**Required task:** Go through the lines below and copy each one that holds the string "their".
━━━━━ Information provided ━━━━━
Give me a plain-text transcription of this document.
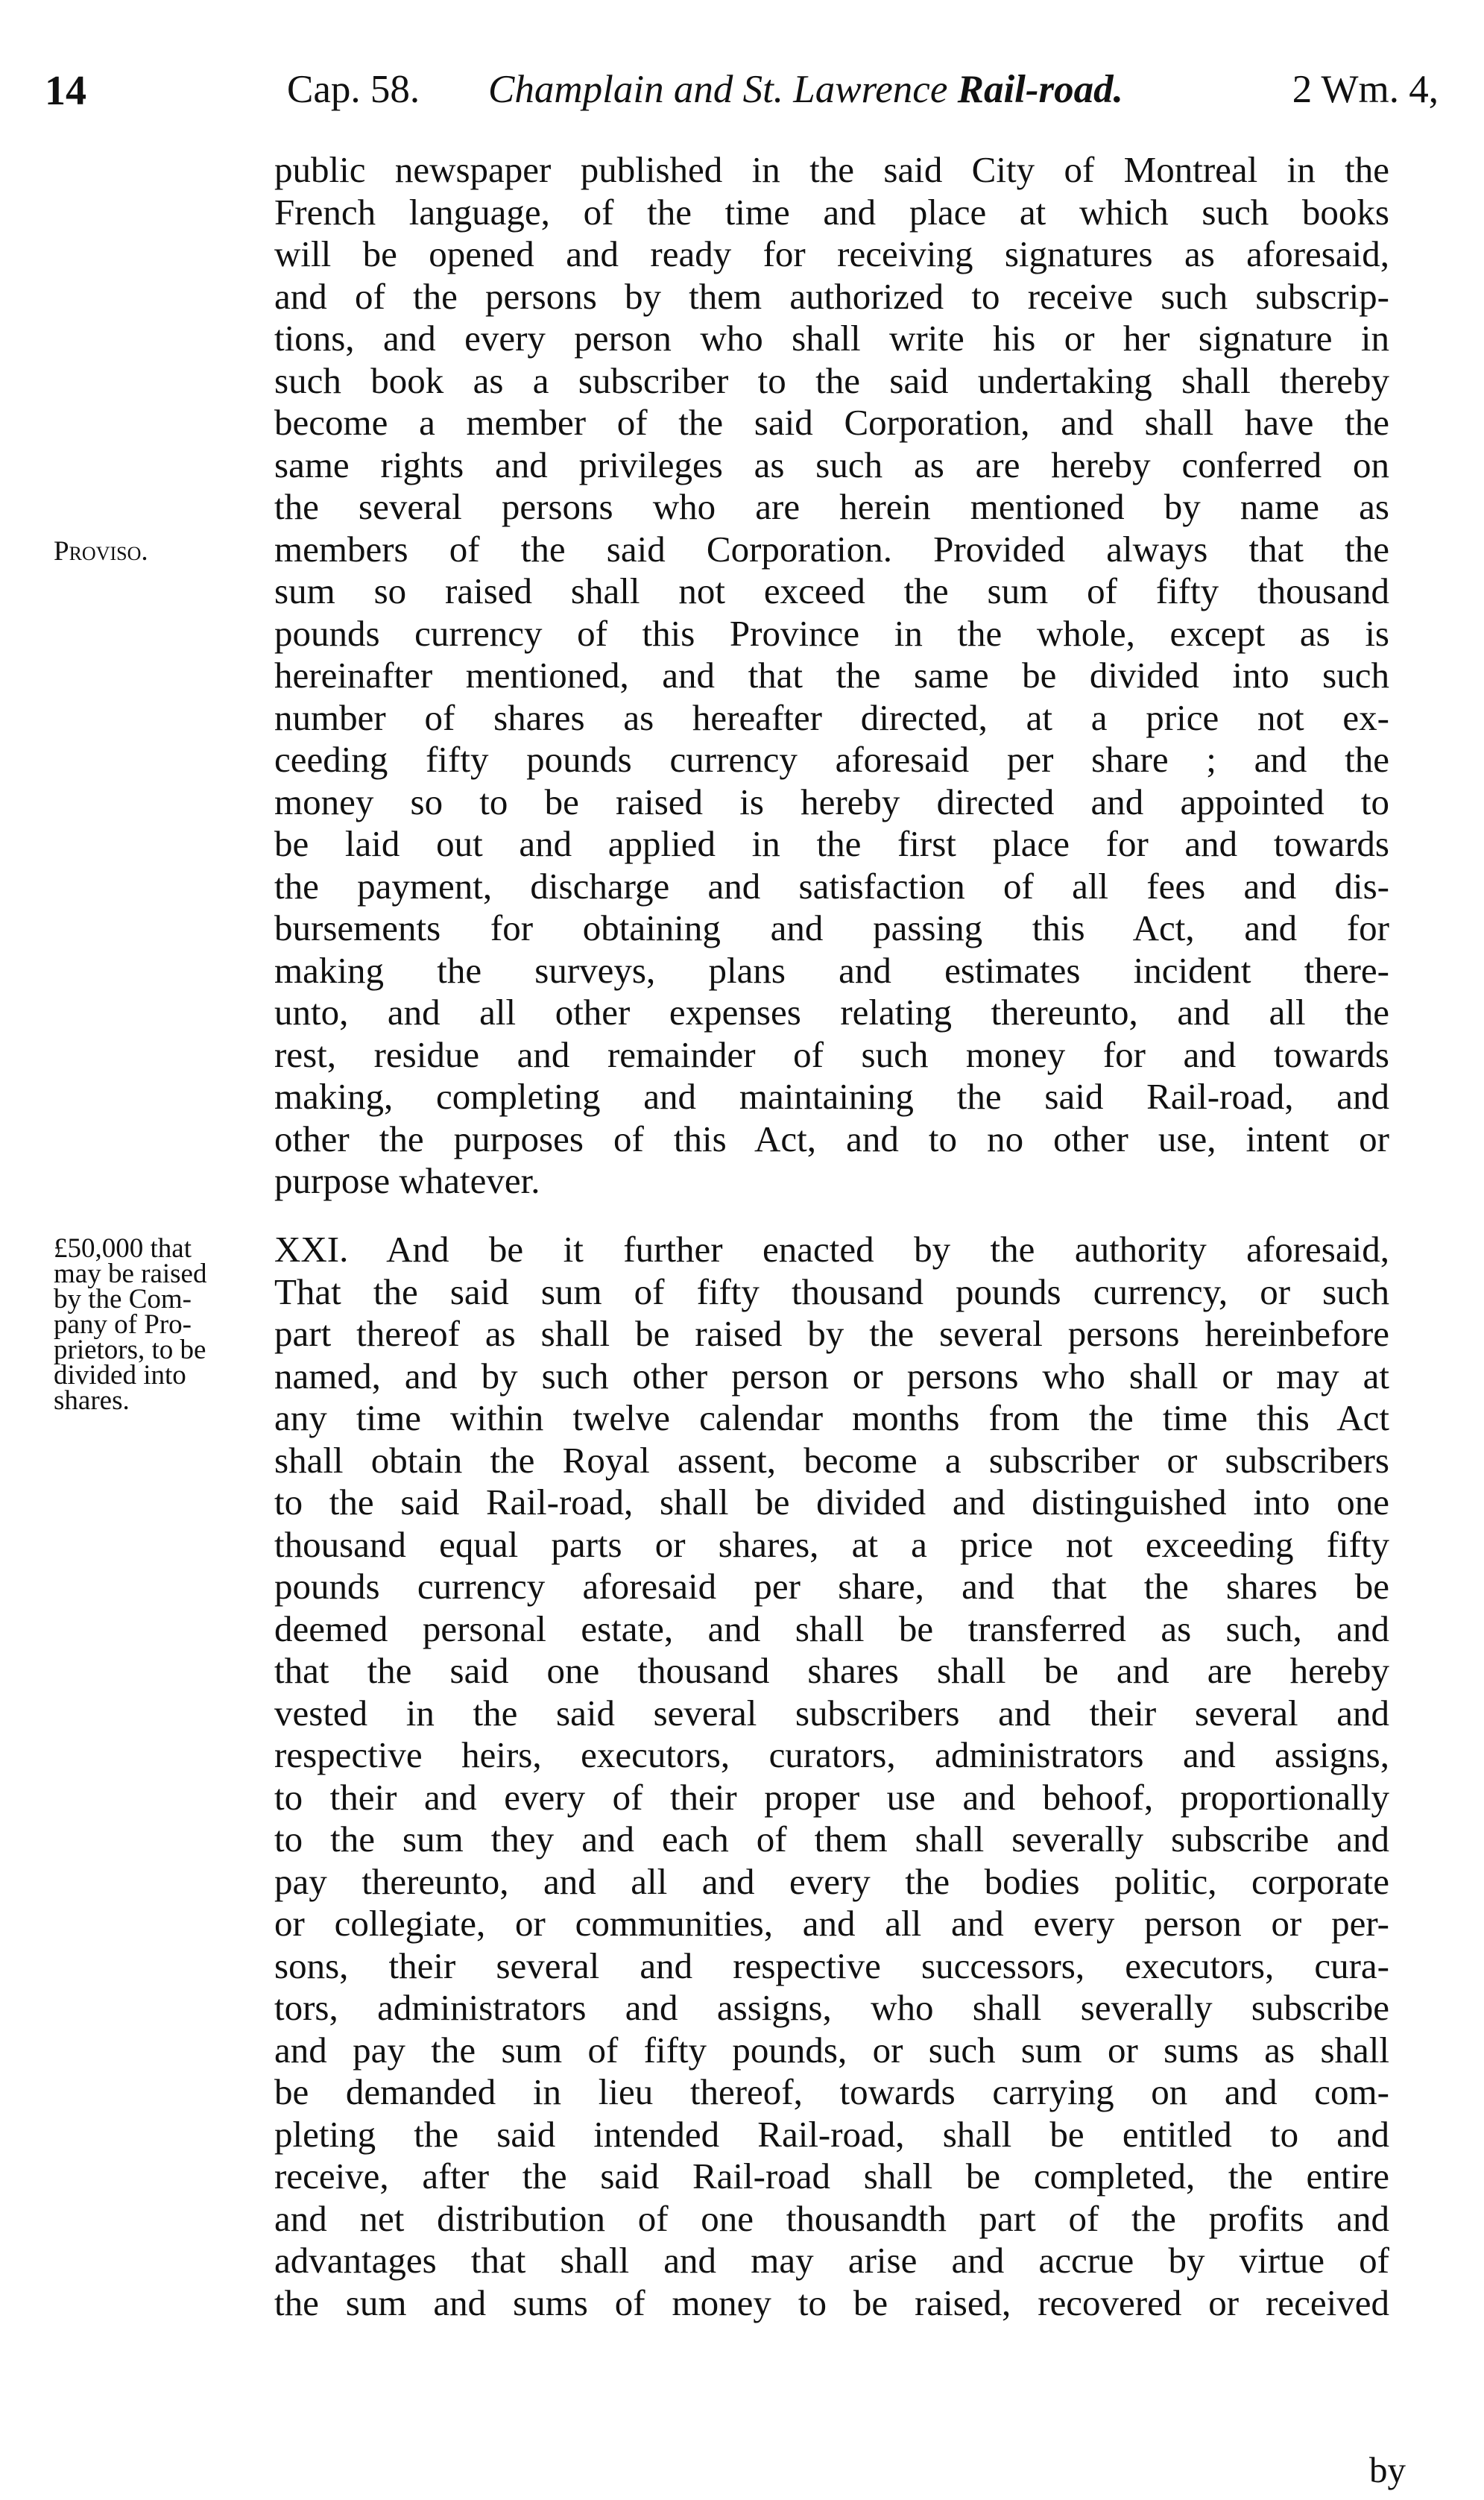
14	Cap. 58. Champlain and St. Lawrence Rail-road.	2 Wm. 4,
Proviso.
£50,000 that
may be raised
by the Com-
pany of Pro-
prietors, to be
divided into
shares.
public newspaper published in the said City of Montreal in the
French language, of the time and place at which such books
will be opened and ready for receiving signatures as aforesaid,
and of the persons by them authorized to receive such subscrip-
tions, and every person who shall write his or her signature in
such book as a subscriber to the said undertaking shall thereby
become a member of the said Corporation, and shall have the
same rights and privileges as such as are hereby conferred on
the several persons who are herein mentioned by name as
members of the said Corporation. Provided always that the
sum so raised shall not exceed the sum of fifty thousand
pounds currency of this Province in the whole, except as is
hereinafter mentioned, and that the same be divided into such
number of shares as hereafter directed, at a price not ex-
ceeding fifty pounds currency aforesaid per share ; and the
money so to be raised is hereby directed and appointed to
be laid out and applied in the first place for and towards
the payment, discharge and satisfaction of all fees and dis-
bursements for obtaining and passing this Act, and for
making the surveys, plans and estimates incident there-
unto, and all other expenses relating thereunto, and all the
rest, residue and remainder of such money for and towards
making, completing and maintaining the said Rail-road, and
other the purposes of this Act, and to no other use, intent or
purpose whatever.
XXI. And be it further enacted by the authority aforesaid,
That the said sum of fifty thousand pounds currency, or such
part thereof as shall be raised by the several persons hereinbefore
named, and by such other person or persons who shall or may at
any time within twelve calendar months from the time this Act
shall obtain the Royal assent, become a subscriber or subscribers
to the said Rail-road, shall be divided and distinguished into one
thousand equal parts or shares, at a price not exceeding fifty
pounds currency aforesaid per share, and that the shares be
deemed personal estate, and shall be transferred as such, and
that the said one thousand shares shall be and are hereby
vested in the said several subscribers and their several and
respective heirs, executors, curators, administrators and assigns,
to their and every of their proper use and behoof, proportionally
to the sum they and each of them shall severally subscribe and
pay thereunto, and all and every the bodies politic, corporate
or collegiate, or communities, and all and every person or per-
sons, their several and respective successors, executors, cura-
tors, administrators and assigns, who shall severally subscribe
and pay the sum of fifty pounds, or such sum or sums as shall
be demanded in lieu thereof, towards carrying on and com-
pleting the said intended Rail-road, shall be entitled to and
receive, after the said Rail-road shall be completed, the entire
and net distribution of one thousandth part of the profits and
advantages that shall and may arise and accrue by virtue of
the sum and sums of money to be raised, recovered or received
by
━━━━━
**Expected answer:**
vested in the said several subscribers and their several and
to their and every of their proper use and behoof, proportionally
sons, their several and respective successors, executors, cura-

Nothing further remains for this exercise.